TASK REQUIREMENTS - Look through the material below. Copy each line that contains the string "cgdp".

Entries with figure data:
────────

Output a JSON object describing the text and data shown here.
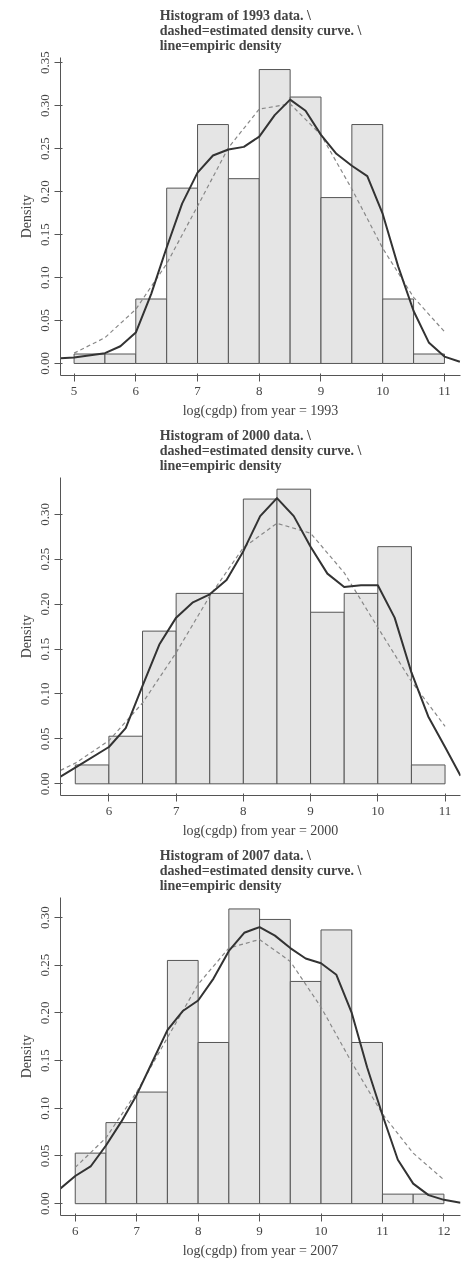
{
  "chart_data": [
    {
      "type": "histogram",
      "title": "Histogram of 1993 data. \\\ndashed=estimated density curve. \\\nline=empiric density",
      "xlabel": "log(cgdp) from year = 1993",
      "ylabel": "Density",
      "bins": [
        5,
        5.5,
        6,
        6.5,
        7,
        7.5,
        8,
        8.5,
        9,
        9.5,
        10,
        10.5,
        11
      ],
      "values": [
        0.011,
        0.011,
        0.075,
        0.204,
        0.278,
        0.215,
        0.342,
        0.31,
        0.193,
        0.278,
        0.075,
        0.011
      ],
      "color": "#e5e5e5",
      "grid": false,
      "xlim": [
        4.78,
        11.26
      ],
      "ylim": [
        -0.014,
        0.356
      ],
      "xticks": [
        5,
        6,
        7,
        8,
        9,
        10,
        11
      ],
      "yticks": [
        {
          "value": 0,
          "label": "0.00"
        },
        {
          "value": 0.05,
          "label": "0.05"
        },
        {
          "value": 0.1,
          "label": "0.10"
        },
        {
          "value": 0.15,
          "label": "0.15"
        },
        {
          "value": 0.2,
          "label": "0.20"
        },
        {
          "value": 0.25,
          "label": "0.25"
        },
        {
          "value": 0.3,
          "label": "0.30"
        },
        {
          "value": 0.35,
          "label": "0.35"
        }
      ],
      "series": [
        {
          "type": "line",
          "line_style": "dashed",
          "color": "#888888",
          "x": [
            5,
            5.5,
            6,
            6.5,
            7,
            7.5,
            8,
            8.5,
            9,
            9.5,
            10,
            10.5,
            11
          ],
          "values": [
            0.012,
            0.03,
            0.063,
            0.116,
            0.183,
            0.251,
            0.296,
            0.302,
            0.266,
            0.203,
            0.134,
            0.077,
            0.037
          ]
        },
        {
          "type": "line",
          "line_style": "solid",
          "color": "#333333",
          "x": [
            4.78,
            5,
            5.5,
            5.75,
            6,
            6.25,
            6.5,
            6.75,
            7,
            7.25,
            7.5,
            7.75,
            8,
            8.25,
            8.5,
            8.75,
            9,
            9.25,
            9.5,
            9.75,
            10,
            10.25,
            10.5,
            10.75,
            11,
            11.25
          ],
          "values": [
            0.006,
            0.007,
            0.012,
            0.02,
            0.036,
            0.081,
            0.135,
            0.186,
            0.222,
            0.242,
            0.249,
            0.252,
            0.264,
            0.289,
            0.307,
            0.294,
            0.266,
            0.244,
            0.23,
            0.218,
            0.174,
            0.113,
            0.061,
            0.024,
            0.008,
            0.002
          ]
        }
      ]
    },
    {
      "type": "histogram",
      "title": "Histogram of 2000 data. \\\ndashed=estimated density curve. \\\nline=empiric density",
      "xlabel": "log(cgdp) from year = 2000",
      "ylabel": "Density",
      "bins": [
        5.5,
        6,
        6.5,
        7,
        7.5,
        8,
        8.5,
        9,
        9.5,
        10,
        10.5,
        11
      ],
      "values": [
        0.021,
        0.053,
        0.17,
        0.212,
        0.212,
        0.317,
        0.328,
        0.191,
        0.212,
        0.264,
        0.021
      ],
      "color": "#e5e5e5",
      "grid": false,
      "xlim": [
        5.28,
        11.23
      ],
      "ylim": [
        -0.013,
        0.341
      ],
      "xticks": [
        6,
        7,
        8,
        9,
        10,
        11
      ],
      "yticks": [
        {
          "value": 0,
          "label": "0.00"
        },
        {
          "value": 0.05,
          "label": "0.05"
        },
        {
          "value": 0.1,
          "label": "0.10"
        },
        {
          "value": 0.15,
          "label": "0.15"
        },
        {
          "value": 0.2,
          "label": "0.20"
        },
        {
          "value": 0.25,
          "label": "0.25"
        },
        {
          "value": 0.3,
          "label": "0.30"
        }
      ],
      "series": [
        {
          "type": "line",
          "line_style": "dashed",
          "color": "#888888",
          "x": [
            5.28,
            5.5,
            6,
            6.5,
            7,
            7.5,
            8,
            8.5,
            9,
            9.5,
            10,
            10.5,
            11
          ],
          "values": [
            0.015,
            0.023,
            0.048,
            0.09,
            0.146,
            0.209,
            0.263,
            0.29,
            0.279,
            0.235,
            0.174,
            0.114,
            0.064
          ]
        },
        {
          "type": "line",
          "line_style": "solid",
          "color": "#333333",
          "x": [
            5.28,
            5.5,
            6,
            6.25,
            6.5,
            6.75,
            7,
            7.25,
            7.5,
            7.75,
            8,
            8.25,
            8.5,
            8.75,
            9,
            9.25,
            9.5,
            9.75,
            10,
            10.25,
            10.5,
            10.75,
            11,
            11.23
          ],
          "values": [
            0.008,
            0.018,
            0.041,
            0.062,
            0.109,
            0.155,
            0.185,
            0.202,
            0.211,
            0.227,
            0.259,
            0.298,
            0.318,
            0.298,
            0.264,
            0.234,
            0.219,
            0.221,
            0.221,
            0.185,
            0.124,
            0.075,
            0.041,
            0.009
          ]
        }
      ]
    },
    {
      "type": "histogram",
      "title": "Histogram of 2007 data. \\\ndashed=estimated density curve. \\\nline=empiric density",
      "xlabel": "log(cgdp) from year = 2007",
      "ylabel": "Density",
      "bins": [
        6,
        6.5,
        7,
        7.5,
        8,
        8.5,
        9,
        9.5,
        10,
        10.5,
        11,
        11.5,
        12
      ],
      "values": [
        0.053,
        0.085,
        0.117,
        0.255,
        0.169,
        0.309,
        0.298,
        0.233,
        0.287,
        0.169,
        0.01,
        0.01
      ],
      "color": "#e5e5e5",
      "grid": false,
      "xlim": [
        5.76,
        12.27
      ],
      "ylim": [
        -0.0124,
        0.321
      ],
      "xticks": [
        6,
        7,
        8,
        9,
        10,
        11,
        12
      ],
      "yticks": [
        {
          "value": 0,
          "label": "0.00"
        },
        {
          "value": 0.05,
          "label": "0.05"
        },
        {
          "value": 0.1,
          "label": "0.10"
        },
        {
          "value": 0.15,
          "label": "0.15"
        },
        {
          "value": 0.2,
          "label": "0.20"
        },
        {
          "value": 0.25,
          "label": "0.25"
        },
        {
          "value": 0.3,
          "label": "0.30"
        }
      ],
      "series": [
        {
          "type": "line",
          "line_style": "dashed",
          "color": "#888888",
          "x": [
            6,
            6.5,
            7,
            7.5,
            8,
            8.5,
            9,
            9.5,
            10,
            10.5,
            11,
            11.5,
            12
          ],
          "values": [
            0.038,
            0.069,
            0.117,
            0.174,
            0.23,
            0.268,
            0.277,
            0.254,
            0.206,
            0.148,
            0.094,
            0.053,
            0.025
          ]
        },
        {
          "type": "line",
          "line_style": "solid",
          "color": "#333333",
          "x": [
            5.76,
            6,
            6.25,
            6.5,
            6.75,
            7,
            7.25,
            7.5,
            7.75,
            8,
            8.25,
            8.5,
            8.75,
            9,
            9.25,
            9.5,
            9.75,
            10,
            10.25,
            10.5,
            10.75,
            11,
            11.25,
            11.5,
            11.75,
            12,
            12.27
          ],
          "values": [
            0.016,
            0.029,
            0.039,
            0.061,
            0.086,
            0.114,
            0.148,
            0.182,
            0.202,
            0.213,
            0.236,
            0.265,
            0.284,
            0.29,
            0.281,
            0.268,
            0.257,
            0.252,
            0.24,
            0.2,
            0.143,
            0.093,
            0.046,
            0.021,
            0.009,
            0.004,
            0.001
          ]
        }
      ]
    }
  ]
}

────────

THE RESPONSE -
      "xlabel": "log(cgdp) from year = 1993",
      "xlabel": "log(cgdp) from year = 2000",
      "xlabel": "log(cgdp) from year = 2007",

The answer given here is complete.